* begin Dataset records *

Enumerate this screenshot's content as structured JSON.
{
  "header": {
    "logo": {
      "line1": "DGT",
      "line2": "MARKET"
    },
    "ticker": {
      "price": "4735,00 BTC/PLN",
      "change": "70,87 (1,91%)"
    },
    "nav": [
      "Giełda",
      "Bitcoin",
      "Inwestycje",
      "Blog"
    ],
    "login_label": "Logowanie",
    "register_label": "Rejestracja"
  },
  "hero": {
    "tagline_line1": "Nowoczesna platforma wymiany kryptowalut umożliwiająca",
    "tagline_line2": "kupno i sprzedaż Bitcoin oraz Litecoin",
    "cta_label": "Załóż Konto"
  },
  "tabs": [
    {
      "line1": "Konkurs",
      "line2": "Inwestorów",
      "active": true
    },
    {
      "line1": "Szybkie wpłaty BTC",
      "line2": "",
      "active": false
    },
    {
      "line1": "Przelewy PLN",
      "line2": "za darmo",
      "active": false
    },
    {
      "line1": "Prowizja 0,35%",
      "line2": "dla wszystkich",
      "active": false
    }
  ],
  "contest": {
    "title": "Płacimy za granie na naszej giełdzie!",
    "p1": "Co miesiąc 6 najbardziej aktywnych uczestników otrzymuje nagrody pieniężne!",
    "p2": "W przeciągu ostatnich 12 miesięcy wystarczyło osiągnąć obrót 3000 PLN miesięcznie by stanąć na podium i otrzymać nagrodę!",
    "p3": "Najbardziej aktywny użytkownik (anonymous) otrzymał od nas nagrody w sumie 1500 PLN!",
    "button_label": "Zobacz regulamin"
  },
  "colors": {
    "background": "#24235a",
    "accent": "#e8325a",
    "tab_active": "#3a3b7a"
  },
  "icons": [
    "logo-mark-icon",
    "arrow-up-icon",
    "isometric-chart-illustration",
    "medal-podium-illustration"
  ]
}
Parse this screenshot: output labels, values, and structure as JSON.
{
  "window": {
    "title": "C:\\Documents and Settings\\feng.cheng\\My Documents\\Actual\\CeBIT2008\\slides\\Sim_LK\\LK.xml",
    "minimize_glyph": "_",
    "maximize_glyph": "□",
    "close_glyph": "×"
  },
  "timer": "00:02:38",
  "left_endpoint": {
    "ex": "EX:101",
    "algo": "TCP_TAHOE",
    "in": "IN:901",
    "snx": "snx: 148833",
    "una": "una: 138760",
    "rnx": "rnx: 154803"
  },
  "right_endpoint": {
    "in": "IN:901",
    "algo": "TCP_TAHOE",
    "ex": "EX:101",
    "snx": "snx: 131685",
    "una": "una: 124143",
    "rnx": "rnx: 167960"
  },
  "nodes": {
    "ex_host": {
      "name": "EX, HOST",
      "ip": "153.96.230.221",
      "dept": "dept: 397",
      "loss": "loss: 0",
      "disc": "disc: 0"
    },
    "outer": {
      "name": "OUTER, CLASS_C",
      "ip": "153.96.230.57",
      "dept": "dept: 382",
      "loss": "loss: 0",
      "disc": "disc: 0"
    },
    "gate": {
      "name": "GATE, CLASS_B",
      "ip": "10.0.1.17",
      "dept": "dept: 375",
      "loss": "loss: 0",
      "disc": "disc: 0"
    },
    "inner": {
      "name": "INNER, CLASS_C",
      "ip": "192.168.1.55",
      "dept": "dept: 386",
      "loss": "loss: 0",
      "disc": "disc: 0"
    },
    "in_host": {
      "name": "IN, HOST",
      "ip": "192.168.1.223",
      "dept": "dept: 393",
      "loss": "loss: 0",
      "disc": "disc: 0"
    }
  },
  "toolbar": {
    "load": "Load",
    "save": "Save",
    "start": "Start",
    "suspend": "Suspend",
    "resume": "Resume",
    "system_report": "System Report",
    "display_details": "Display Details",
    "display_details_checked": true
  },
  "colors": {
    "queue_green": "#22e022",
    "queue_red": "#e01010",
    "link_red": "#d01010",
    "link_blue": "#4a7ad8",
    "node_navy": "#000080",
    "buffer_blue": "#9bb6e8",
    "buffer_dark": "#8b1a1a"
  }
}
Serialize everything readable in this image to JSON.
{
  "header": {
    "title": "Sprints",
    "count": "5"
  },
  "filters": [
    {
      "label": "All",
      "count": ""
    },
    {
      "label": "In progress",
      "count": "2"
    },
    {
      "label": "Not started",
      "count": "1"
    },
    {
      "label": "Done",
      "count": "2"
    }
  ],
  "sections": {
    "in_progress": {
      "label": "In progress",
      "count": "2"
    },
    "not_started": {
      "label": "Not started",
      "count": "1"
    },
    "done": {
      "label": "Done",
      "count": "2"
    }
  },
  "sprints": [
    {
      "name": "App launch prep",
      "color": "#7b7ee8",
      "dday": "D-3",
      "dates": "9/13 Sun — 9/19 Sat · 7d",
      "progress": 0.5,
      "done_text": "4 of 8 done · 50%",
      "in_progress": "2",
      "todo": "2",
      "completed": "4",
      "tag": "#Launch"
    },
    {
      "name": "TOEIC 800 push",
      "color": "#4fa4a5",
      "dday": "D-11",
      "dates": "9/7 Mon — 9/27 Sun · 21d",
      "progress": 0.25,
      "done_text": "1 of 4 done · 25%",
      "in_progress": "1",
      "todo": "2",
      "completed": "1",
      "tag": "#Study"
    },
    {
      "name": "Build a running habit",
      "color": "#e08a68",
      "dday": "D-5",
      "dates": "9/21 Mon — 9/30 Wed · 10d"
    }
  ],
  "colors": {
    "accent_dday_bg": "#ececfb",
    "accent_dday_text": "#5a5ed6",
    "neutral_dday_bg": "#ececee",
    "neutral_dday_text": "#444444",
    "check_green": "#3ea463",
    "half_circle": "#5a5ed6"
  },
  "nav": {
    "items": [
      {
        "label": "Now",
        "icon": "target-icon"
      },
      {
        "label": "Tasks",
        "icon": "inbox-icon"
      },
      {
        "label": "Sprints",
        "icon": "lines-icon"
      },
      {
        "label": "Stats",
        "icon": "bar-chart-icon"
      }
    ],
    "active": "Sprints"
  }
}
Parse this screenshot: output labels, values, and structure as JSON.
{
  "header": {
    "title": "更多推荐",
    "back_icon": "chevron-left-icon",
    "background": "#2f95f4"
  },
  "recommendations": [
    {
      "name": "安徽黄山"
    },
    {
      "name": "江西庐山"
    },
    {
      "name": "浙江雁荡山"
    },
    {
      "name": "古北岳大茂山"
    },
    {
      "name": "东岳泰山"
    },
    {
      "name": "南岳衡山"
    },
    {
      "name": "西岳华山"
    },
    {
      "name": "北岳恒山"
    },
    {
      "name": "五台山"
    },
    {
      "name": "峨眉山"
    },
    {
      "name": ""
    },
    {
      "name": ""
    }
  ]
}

* end Dataset records *

Retype all the records, matching them exactly.

Enumerate this screenshot's content as structured JSON.
{
  "header": {
    "logo": {
      "line1": "DGT",
      "line2": "MARKET"
    },
    "ticker": {
      "price": "4735,00 BTC/PLN",
      "change": "70,87 (1,91%)"
    },
    "nav": [
      "Giełda",
      "Bitcoin",
      "Inwestycje",
      "Blog"
    ],
    "login_label": "Logowanie",
    "register_label": "Rejestracja"
  },
  "hero": {
    "tagline_line1": "Nowoczesna platforma wymiany kryptowalut umożliwiająca",
    "tagline_line2": "kupno i sprzedaż Bitcoin oraz Litecoin",
    "cta_label": "Załóż Konto"
  },
  "tabs": [
    {
      "line1": "Konkurs",
      "line2": "Inwestorów",
      "active": true
    },
    {
      "line1": "Szybkie wpłaty BTC",
      "line2": "",
      "active": false
    },
    {
      "line1": "Przelewy PLN",
      "line2": "za darmo",
      "active": false
    },
    {
      "line1": "Prowizja 0,35%",
      "line2": "dla wszystkich",
      "active": false
    }
  ],
  "contest": {
    "title": "Płacimy za granie na naszej giełdzie!",
    "p1": "Co miesiąc 6 najbardziej aktywnych uczestników otrzymuje nagrody pieniężne!",
    "p2": "W przeciągu ostatnich 12 miesięcy wystarczyło osiągnąć obrót 3000 PLN miesięcznie by stanąć na podium i otrzymać nagrodę!",
    "p3": "Najbardziej aktywny użytkownik (anonymous) otrzymał od nas nagrody w sumie 1500 PLN!",
    "button_label": "Zobacz regulamin"
  },
  "colors": {
    "background": "#24235a",
    "accent": "#e8325a",
    "tab_active": "#3a3b7a"
  },
  "icons": [
    "logo-mark-icon",
    "arrow-up-icon",
    "isometric-chart-illustration",
    "medal-podium-illustration"
  ]
}
Parse this screenshot: output labels, values, and structure as JSON.
{
  "window": {
    "title": "C:\\Documents and Settings\\feng.cheng\\My Documents\\Actual\\CeBIT2008\\slides\\Sim_LK\\LK.xml",
    "minimize_glyph": "_",
    "maximize_glyph": "□",
    "close_glyph": "×"
  },
  "timer": "00:02:38",
  "left_endpoint": {
    "ex": "EX:101",
    "algo": "TCP_TAHOE",
    "in": "IN:901",
    "snx": "snx: 148833",
    "una": "una: 138760",
    "rnx": "rnx: 154803"
  },
  "right_endpoint": {
    "in": "IN:901",
    "algo": "TCP_TAHOE",
    "ex": "EX:101",
    "snx": "snx: 131685",
    "una": "una: 124143",
    "rnx": "rnx: 167960"
  },
  "nodes": {
    "ex_host": {
      "name": "EX, HOST",
      "ip": "153.96.230.221",
      "dept": "dept: 397",
      "loss": "loss: 0",
      "disc": "disc: 0"
    },
    "outer": {
      "name": "OUTER, CLASS_C",
      "ip": "153.96.230.57",
      "dept": "dept: 382",
      "loss": "loss: 0",
      "disc": "disc: 0"
    },
    "gate": {
      "name": "GATE, CLASS_B",
      "ip": "10.0.1.17",
      "dept": "dept: 375",
      "loss": "loss: 0",
      "disc": "disc: 0"
    },
    "inner": {
      "name": "INNER, CLASS_C",
      "ip": "192.168.1.55",
      "dept": "dept: 386",
      "loss": "loss: 0",
      "disc": "disc: 0"
    },
    "in_host": {
      "name": "IN, HOST",
      "ip": "192.168.1.223",
      "dept": "dept: 393",
      "loss": "loss: 0",
      "disc": "disc: 0"
    }
  },
  "toolbar": {
    "load": "Load",
    "save": "Save",
    "start": "Start",
    "suspend": "Suspend",
    "resume": "Resume",
    "system_report": "System Report",
    "display_details": "Display Details",
    "display_details_checked": true
  },
  "colors": {
    "queue_green": "#22e022",
    "queue_red": "#e01010",
    "link_red": "#d01010",
    "link_blue": "#4a7ad8",
    "node_navy": "#000080",
    "buffer_blue": "#9bb6e8",
    "buffer_dark": "#8b1a1a"
  }
}
Serialize everything readable in this image to JSON.
{
  "header": {
    "title": "Sprints",
    "count": "5"
  },
  "filters": [
    {
      "label": "All",
      "count": ""
    },
    {
      "label": "In progress",
      "count": "2"
    },
    {
      "label": "Not started",
      "count": "1"
    },
    {
      "label": "Done",
      "count": "2"
    }
  ],
  "sections": {
    "in_progress": {
      "label": "In progress",
      "count": "2"
    },
    "not_started": {
      "label": "Not started",
      "count": "1"
    },
    "done": {
      "label": "Done",
      "count": "2"
    }
  },
  "sprints": [
    {
      "name": "App launch prep",
      "color": "#7b7ee8",
      "dday": "D-3",
      "dates": "9/13 Sun — 9/19 Sat · 7d",
      "progress": 0.5,
      "done_text": "4 of 8 done · 50%",
      "in_progress": "2",
      "todo": "2",
      "completed": "4",
      "tag": "#Launch"
    },
    {
      "name": "TOEIC 800 push",
      "color": "#4fa4a5",
      "dday": "D-11",
      "dates": "9/7 Mon — 9/27 Sun · 21d",
      "progress": 0.25,
      "done_text": "1 of 4 done · 25%",
      "in_progress": "1",
      "todo": "2",
      "completed": "1",
      "tag": "#Study"
    },
    {
      "name": "Build a running habit",
      "color": "#e08a68",
      "dday": "D-5",
      "dates": "9/21 Mon — 9/30 Wed · 10d"
    }
  ],
  "colors": {
    "accent_dday_bg": "#ececfb",
    "accent_dday_text": "#5a5ed6",
    "neutral_dday_bg": "#ececee",
    "neutral_dday_text": "#444444",
    "check_green": "#3ea463",
    "half_circle": "#5a5ed6"
  },
  "nav": {
    "items": [
      {
        "label": "Now",
        "icon": "target-icon"
      },
      {
        "label": "Tasks",
        "icon": "inbox-icon"
      },
      {
        "label": "Sprints",
        "icon": "lines-icon"
      },
      {
        "label": "Stats",
        "icon": "bar-chart-icon"
      }
    ],
    "active": "Sprints"
  }
}
Parse this screenshot: output labels, values, and structure as JSON.
{
  "header": {
    "title": "更多推荐",
    "back_icon": "chevron-left-icon",
    "background": "#2f95f4"
  },
  "recommendations": [
    {
      "name": "安徽黄山"
    },
    {
      "name": "江西庐山"
    },
    {
      "name": "浙江雁荡山"
    },
    {
      "name": "古北岳大茂山"
    },
    {
      "name": "东岳泰山"
    },
    {
      "name": "南岳衡山"
    },
    {
      "name": "西岳华山"
    },
    {
      "name": "北岳恒山"
    },
    {
      "name": "五台山"
    },
    {
      "name": "峨眉山"
    },
    {
      "name": ""
    },
    {
      "name": ""
    }
  ]
}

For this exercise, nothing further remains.